## WHAT YOU ARE ASKED TO DO
Your task is to give the listing below back word for word, pictures excluded.

## RECORDED DATA
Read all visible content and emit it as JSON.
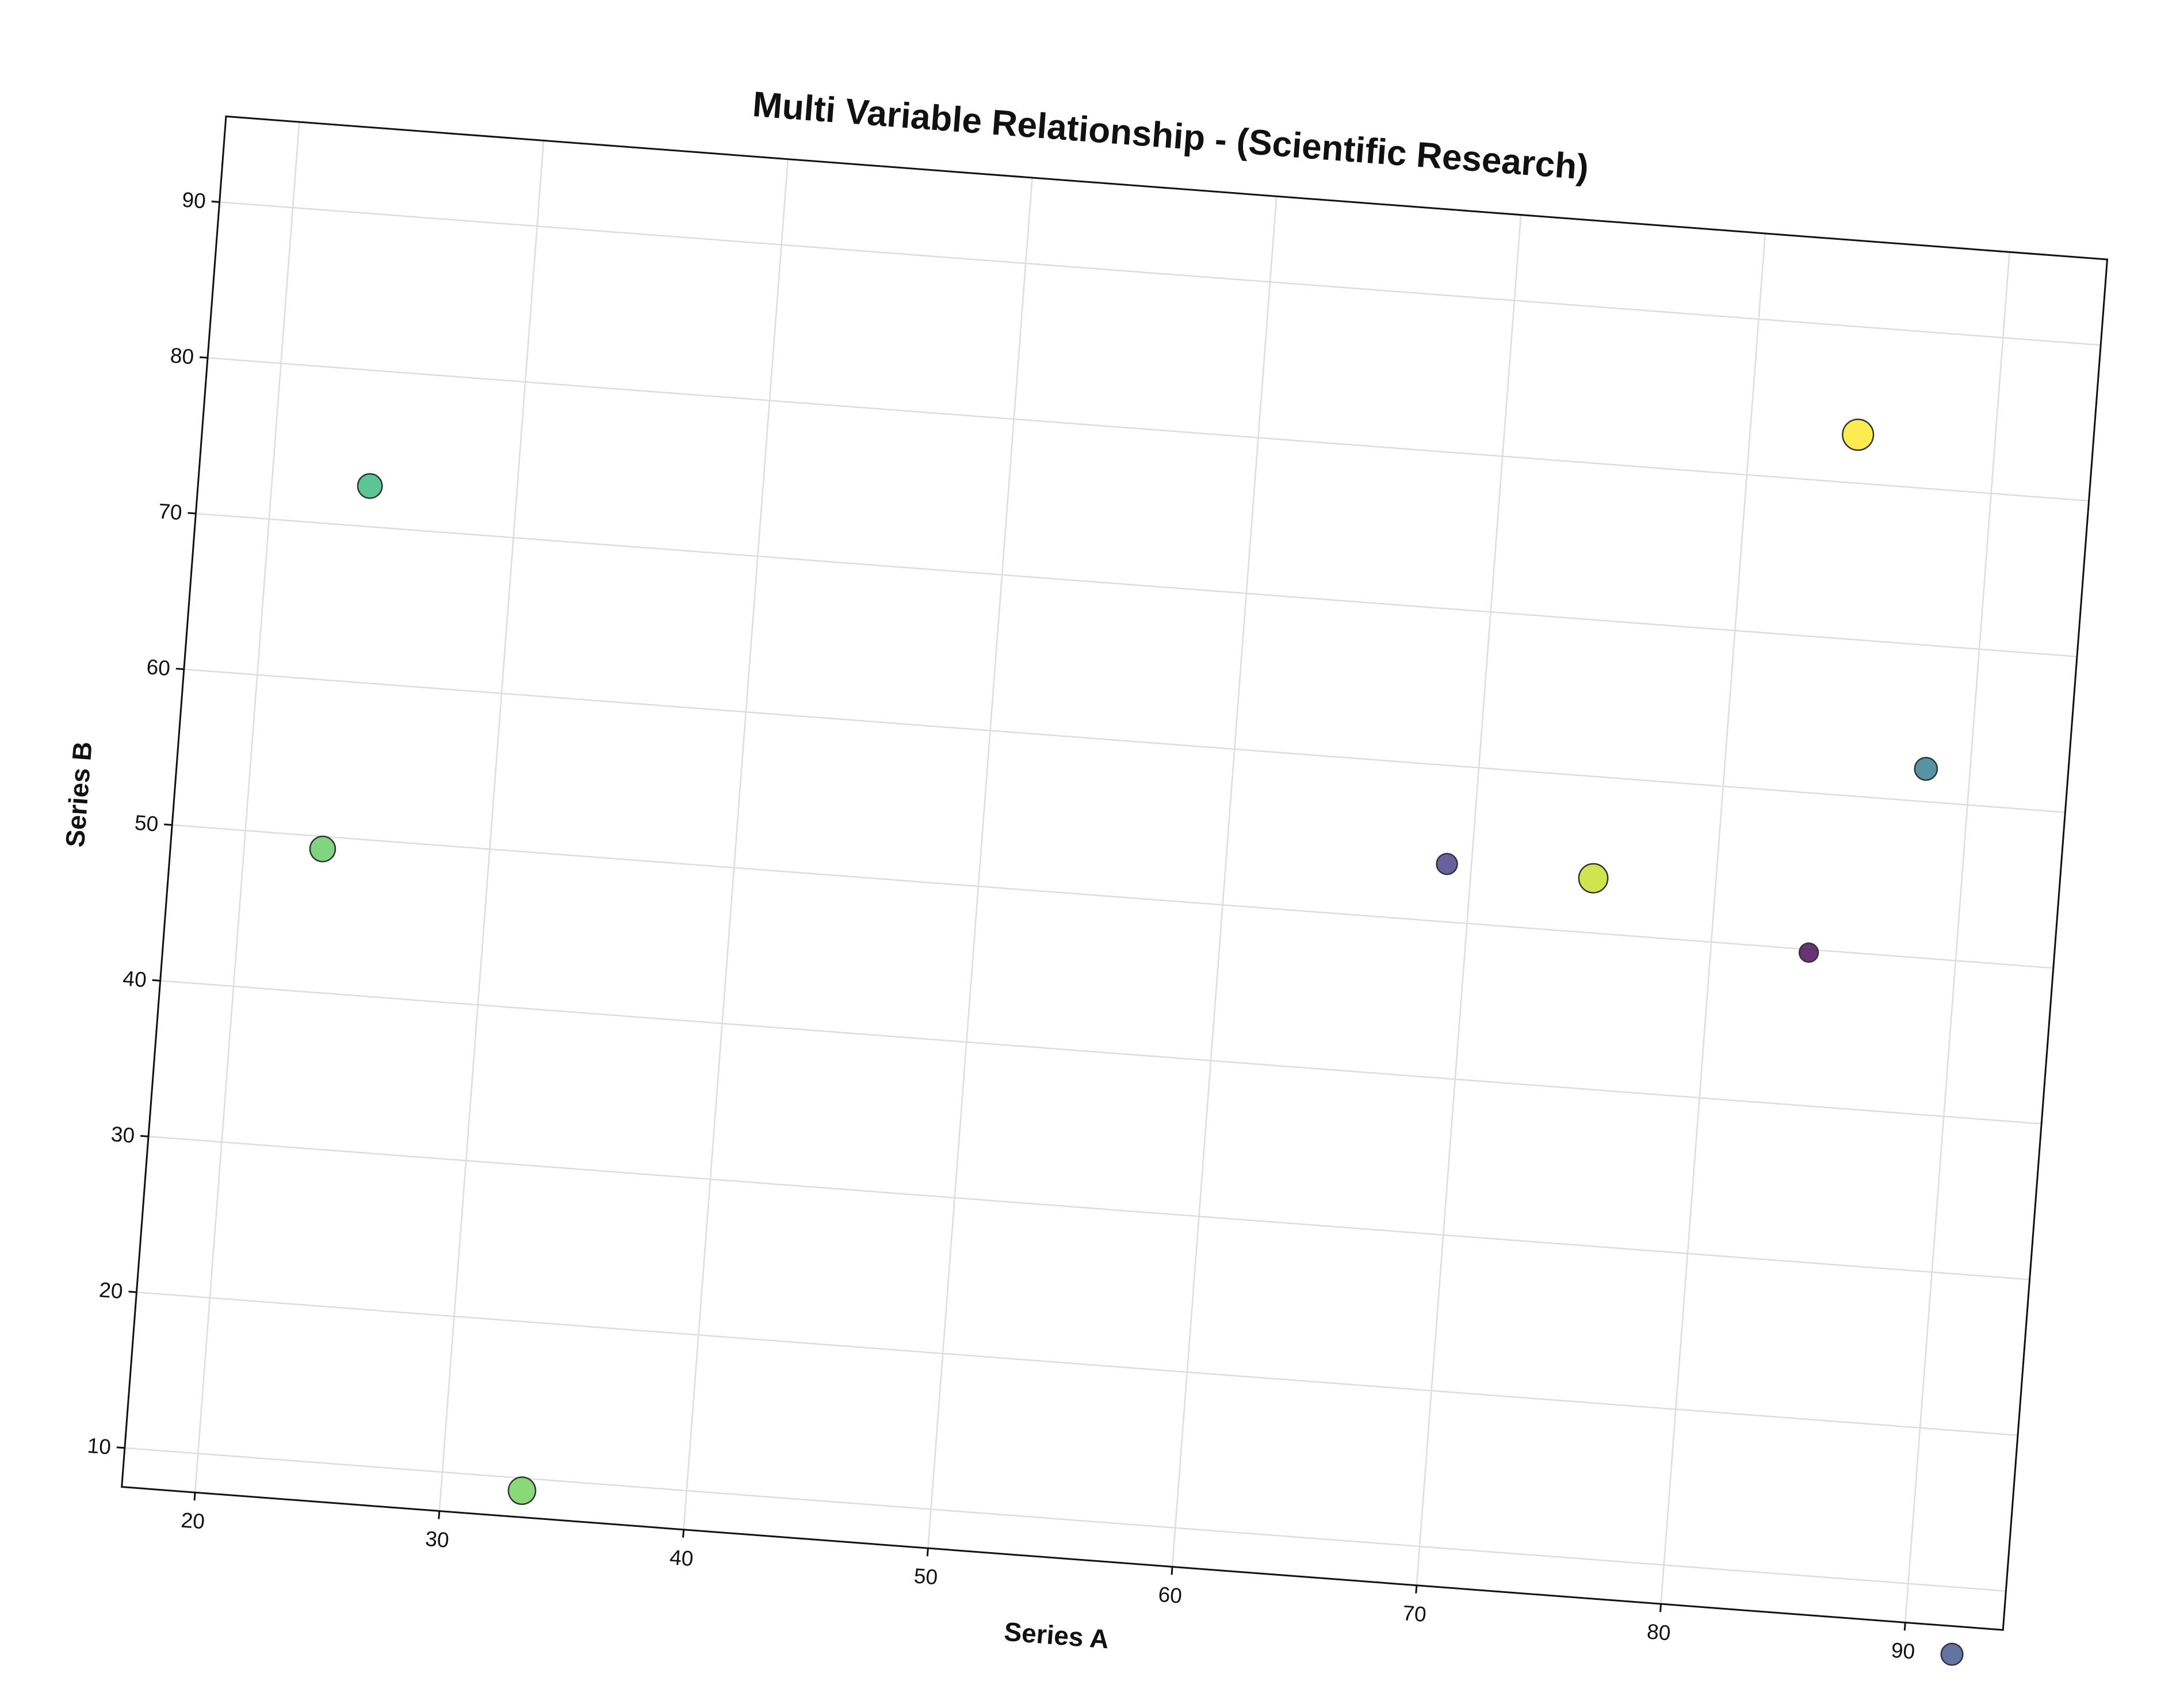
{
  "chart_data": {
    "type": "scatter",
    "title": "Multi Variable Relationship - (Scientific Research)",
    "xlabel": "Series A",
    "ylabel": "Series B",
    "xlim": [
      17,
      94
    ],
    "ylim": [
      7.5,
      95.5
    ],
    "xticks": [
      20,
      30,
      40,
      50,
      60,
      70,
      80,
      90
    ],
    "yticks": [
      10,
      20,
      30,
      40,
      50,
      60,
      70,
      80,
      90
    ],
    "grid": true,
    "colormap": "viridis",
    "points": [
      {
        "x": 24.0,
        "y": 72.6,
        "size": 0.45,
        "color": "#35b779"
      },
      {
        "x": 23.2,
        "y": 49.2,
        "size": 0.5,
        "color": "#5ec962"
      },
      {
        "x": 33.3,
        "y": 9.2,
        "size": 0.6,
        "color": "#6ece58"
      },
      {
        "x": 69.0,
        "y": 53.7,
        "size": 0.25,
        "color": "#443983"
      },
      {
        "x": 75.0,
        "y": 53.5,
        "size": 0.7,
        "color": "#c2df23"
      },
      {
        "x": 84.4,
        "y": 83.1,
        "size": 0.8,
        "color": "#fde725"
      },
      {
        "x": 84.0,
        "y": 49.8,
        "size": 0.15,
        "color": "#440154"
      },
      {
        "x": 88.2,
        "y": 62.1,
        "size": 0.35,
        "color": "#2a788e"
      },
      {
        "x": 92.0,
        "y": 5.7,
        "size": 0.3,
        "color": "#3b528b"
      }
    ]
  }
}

## SOLUTION
Read all visible content and emit it as JSON.
{
  "chart_data": {
    "type": "scatter",
    "title": "Multi Variable Relationship - (Scientific Research)",
    "xlabel": "Series A",
    "ylabel": "Series B",
    "xlim": [
      17,
      94
    ],
    "ylim": [
      7.5,
      95.5
    ],
    "xticks": [
      20,
      30,
      40,
      50,
      60,
      70,
      80,
      90
    ],
    "yticks": [
      10,
      20,
      30,
      40,
      50,
      60,
      70,
      80,
      90
    ],
    "grid": true,
    "colormap": "viridis",
    "points": [
      {
        "x": 24.0,
        "y": 72.6,
        "size": 0.45,
        "color": "#35b779"
      },
      {
        "x": 23.2,
        "y": 49.2,
        "size": 0.5,
        "color": "#5ec962"
      },
      {
        "x": 33.3,
        "y": 9.2,
        "size": 0.6,
        "color": "#6ece58"
      },
      {
        "x": 69.0,
        "y": 53.7,
        "size": 0.25,
        "color": "#443983"
      },
      {
        "x": 75.0,
        "y": 53.5,
        "size": 0.7,
        "color": "#c2df23"
      },
      {
        "x": 84.4,
        "y": 83.1,
        "size": 0.8,
        "color": "#fde725"
      },
      {
        "x": 84.0,
        "y": 49.8,
        "size": 0.15,
        "color": "#440154"
      },
      {
        "x": 88.2,
        "y": 62.1,
        "size": 0.35,
        "color": "#2a788e"
      },
      {
        "x": 92.0,
        "y": 5.7,
        "size": 0.3,
        "color": "#3b528b"
      }
    ]
  }
}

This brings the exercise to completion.